Selected extract:
Is It Better to Rent or Buy? - tdurden
https://www.nytimes.com/interactive/2014/upshot/buy-rent-calculator.html
======
jaclaz
It seems to me like an exercise in futility (with all due respect).

It has too many parameters projected over a very long time (I mean if you are
going to consider buying a house it means that you are planning some stability
over a long stretch of time, like 20 years or more, and anyway very few people
can afford to buy a house with a shorter than 20 years mortgage covering
50%-60% or more of the price).

You are asked to project for (as said at least 20 years) the inflation rate,
the appreciation of the house value, the increase in rents, the investment
return rate.

While the first three can - _maybe_ \- be roughly hypothized (in a "stable"
country with a "stable" economy), the latter is highly variable, you may also
lose money in investment, or as well you could have an unpredictable very high
growth rate.

The much simpler rule of thumb of 3% of house value is much faster (still in
the 20+ years duration hypothesis).

If you can pay for rent less than 3% of current value of the house, then rent,
otherwise (if you can afford it) buy.

------
ljsocal
Important factors that this calculator doesn't (and can't) account for:

Lifestyle: having owned and rented, hands-down renting is far easier. No
weekend trips to Home Depot, no emergency $500 plumbing bills, zero time or
attention devoted to care & feeding of house, etc.

Goals:
A – Reproduce the passage of the rent-or-buy thread word for word, from "country with a" to "growth rate.".
B – Continue the rent-or-buy thread, starting right after its final sentence.

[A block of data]
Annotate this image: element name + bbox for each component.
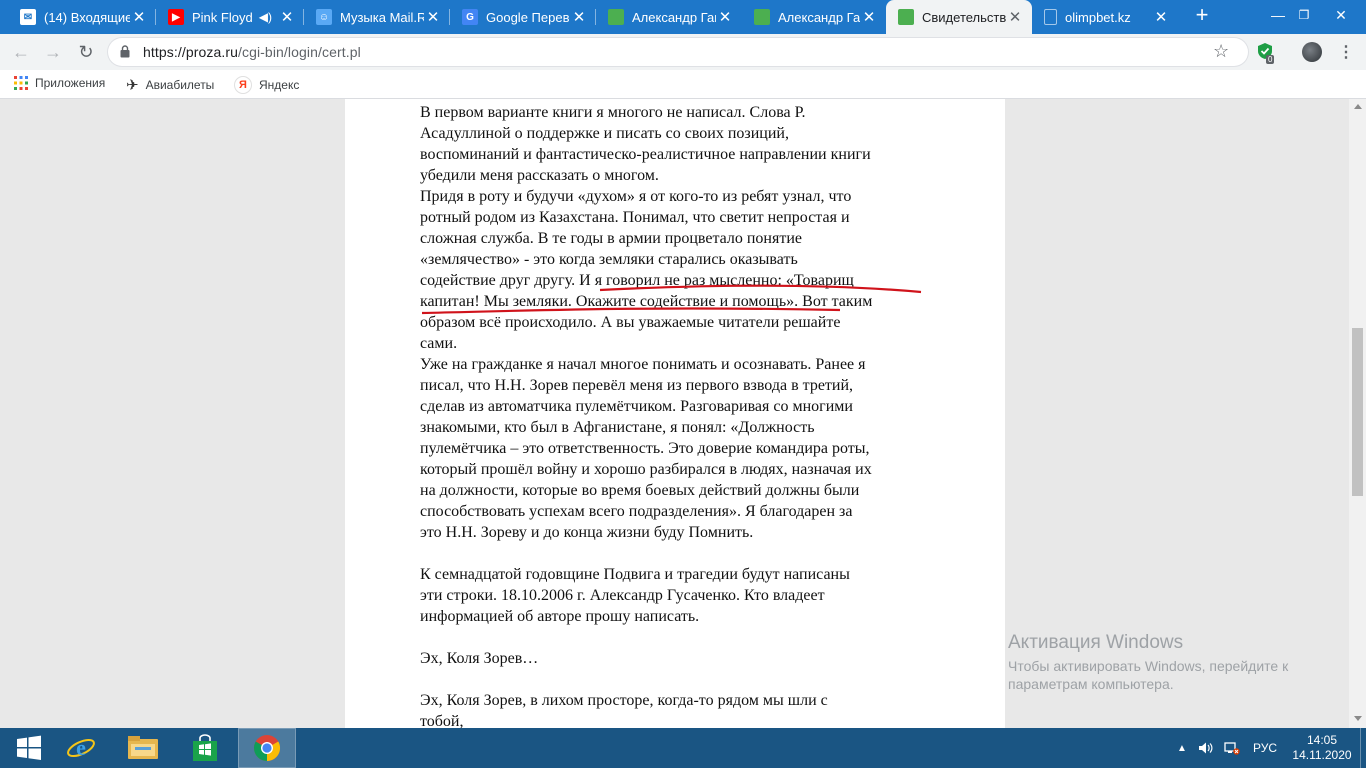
folder-icon [128,736,158,759]
tab-title: Александр Гащ [632,9,716,25]
bookmark-label: Авиабилеты [145,78,215,92]
tab-title: Pink Floyd [192,9,253,25]
svg-text:e: e [76,735,86,760]
apps-grid-icon [14,76,28,90]
chrome-icon [253,735,281,762]
internet-explorer-button[interactable]: e [52,728,110,768]
show-hidden-icons-icon[interactable]: ▲ [1177,728,1187,768]
extension-badge: 0 [1266,55,1275,64]
clock-date: 14.11.2020 [1292,748,1352,762]
youtube-icon: ▶ [168,9,184,25]
bookmark-label: Приложения [35,76,106,90]
bookmarks-bar: Приложения ✈ Авиабилеты Я Яндекс [0,70,1366,99]
watermark-line: Чтобы активировать Windows, перейдите к [1008,658,1289,674]
close-tab-icon[interactable]: ✕ [130,8,148,26]
tab-mailru-music[interactable]: ☺ Музыка Mail.Ru ✕ [304,0,450,34]
forward-arrow-icon[interactable]: → [40,39,66,65]
tab-author-1[interactable]: Александр Гащ ✕ [596,0,742,34]
watermark-line: параметрам компьютера. [1008,676,1174,692]
tab-olimpbet[interactable]: olimpbet.kz ✕ [1032,0,1178,34]
airplane-icon: ✈ [126,77,139,94]
close-tab-icon[interactable]: ✕ [570,8,588,26]
volume-icon[interactable] [1198,728,1214,768]
tab-title: Google Перевод [486,9,570,25]
scroll-down-arrow-icon[interactable] [1354,716,1362,721]
windows-taskbar: e ▲ РУС 14:05 14.11.2020 [0,728,1366,768]
audio-playing-icon[interactable]: ◀) [259,10,272,24]
store-bag-icon [193,734,217,761]
windows-activation-watermark: Активация Windows Чтобы активировать Win… [1008,632,1288,692]
proza-icon [754,9,770,25]
tab-title: olimpbet.kz [1065,9,1131,25]
close-tab-icon[interactable]: ✕ [860,8,878,26]
mail-icon: ✉ [20,9,36,25]
close-tab-icon[interactable]: ✕ [278,8,296,26]
language-indicator[interactable]: РУС [1253,728,1277,768]
windows-store-button[interactable] [176,728,234,768]
close-window-icon[interactable]: ✕ [1316,0,1366,30]
bookmark-apps[interactable]: Приложения [14,76,105,90]
tab-title: Свидетельство [922,9,1006,25]
show-desktop-button[interactable] [1360,728,1366,768]
proza-icon [898,9,914,25]
close-tab-icon[interactable]: ✕ [1006,8,1024,26]
windows-logo-icon [17,735,41,760]
bookmark-aviabilety[interactable]: ✈ Авиабилеты [126,76,214,94]
more-menu-icon[interactable]: ⋮ [1338,42,1354,62]
lock-icon[interactable] [120,45,130,58]
new-tab-button[interactable]: + [1180,0,1224,30]
network-disconnected-icon[interactable] [1224,728,1240,768]
browser-tab-strip: ✉ (14) Входящие ✕ ▶ Pink Floyd ◀) ✕ ☺ Му… [0,0,1366,34]
tab-title: Александр Гащ [778,9,860,25]
bookmark-label: Яндекс [259,78,300,92]
watermark-title: Активация Windows [1008,632,1184,653]
google-translate-icon: G [462,9,478,25]
proza-icon [608,9,624,25]
chrome-taskbar-button[interactable] [238,728,296,768]
close-tab-icon[interactable]: ✕ [424,8,442,26]
close-tab-icon[interactable]: ✕ [716,8,734,26]
tab-title: (14) Входящие [44,9,130,25]
profile-avatar[interactable] [1302,42,1322,62]
reload-icon[interactable]: ↻ [73,39,99,65]
yandex-icon: Я [234,76,252,94]
start-button[interactable] [0,728,58,768]
tab-author-2[interactable]: Александр Гащ ✕ [742,0,886,34]
taskbar-clock[interactable]: 14:05 14.11.2020 [1290,733,1354,763]
internet-explorer-icon: e [67,735,95,760]
address-url[interactable]: https://proza.ru/cgi-bin/login/cert.pl [143,44,361,60]
back-arrow-icon[interactable]: ← [8,39,34,65]
tab-inbox[interactable]: ✉ (14) Входящие ✕ [8,0,156,34]
tab-pink-floyd[interactable]: ▶ Pink Floyd ◀) ✕ [156,0,304,34]
scroll-up-arrow-icon[interactable] [1354,104,1362,109]
page-icon [1044,9,1057,25]
tab-google-translate[interactable]: G Google Перевод ✕ [450,0,596,34]
tab-certificate-active[interactable]: Свидетельство ✕ [886,0,1032,34]
url-host: https://proza.ru [143,44,238,60]
bookmark-yandex[interactable]: Я Яндекс [234,76,299,94]
mailru-music-icon: ☺ [316,9,332,25]
file-explorer-button[interactable] [114,728,172,768]
scrollbar-thumb[interactable] [1352,328,1363,496]
url-path: /cgi-bin/login/cert.pl [237,44,361,60]
tab-title: Музыка Mail.Ru [340,9,424,25]
close-tab-icon[interactable]: ✕ [1152,8,1170,26]
clock-time: 14:05 [1306,733,1338,747]
bookmark-star-icon[interactable]: ☆ [1213,41,1229,62]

Results for the exercise:
A –
country with a "stable" economy), the latter is highly variable, you may also
lose money in investment, or as well you could have an unpredictable very high
growth rate.

B –
Standards: the requirements for the house you're willing to rent are far
looser than if you are "betting the ranch" on a house, neighborhood, school
district, etc.

Flexibility: renting allows for far more flexibility and geographic mobility.
If you need/want to move, give notice, arrange mover and you're off. The
process of prepping for, selling and moving from an owned home is much harder,
more complex and expensive (especially if the market happens to be soft)

------
misnamed
This calculator has been around for a while, but they keep improving it and I
recommend it all the time. Have to be really really careful with inputs,
though - like: don't just accept their projections for a portfolio's growth,
as it will depend heavily on your stock/bond ratio, etc...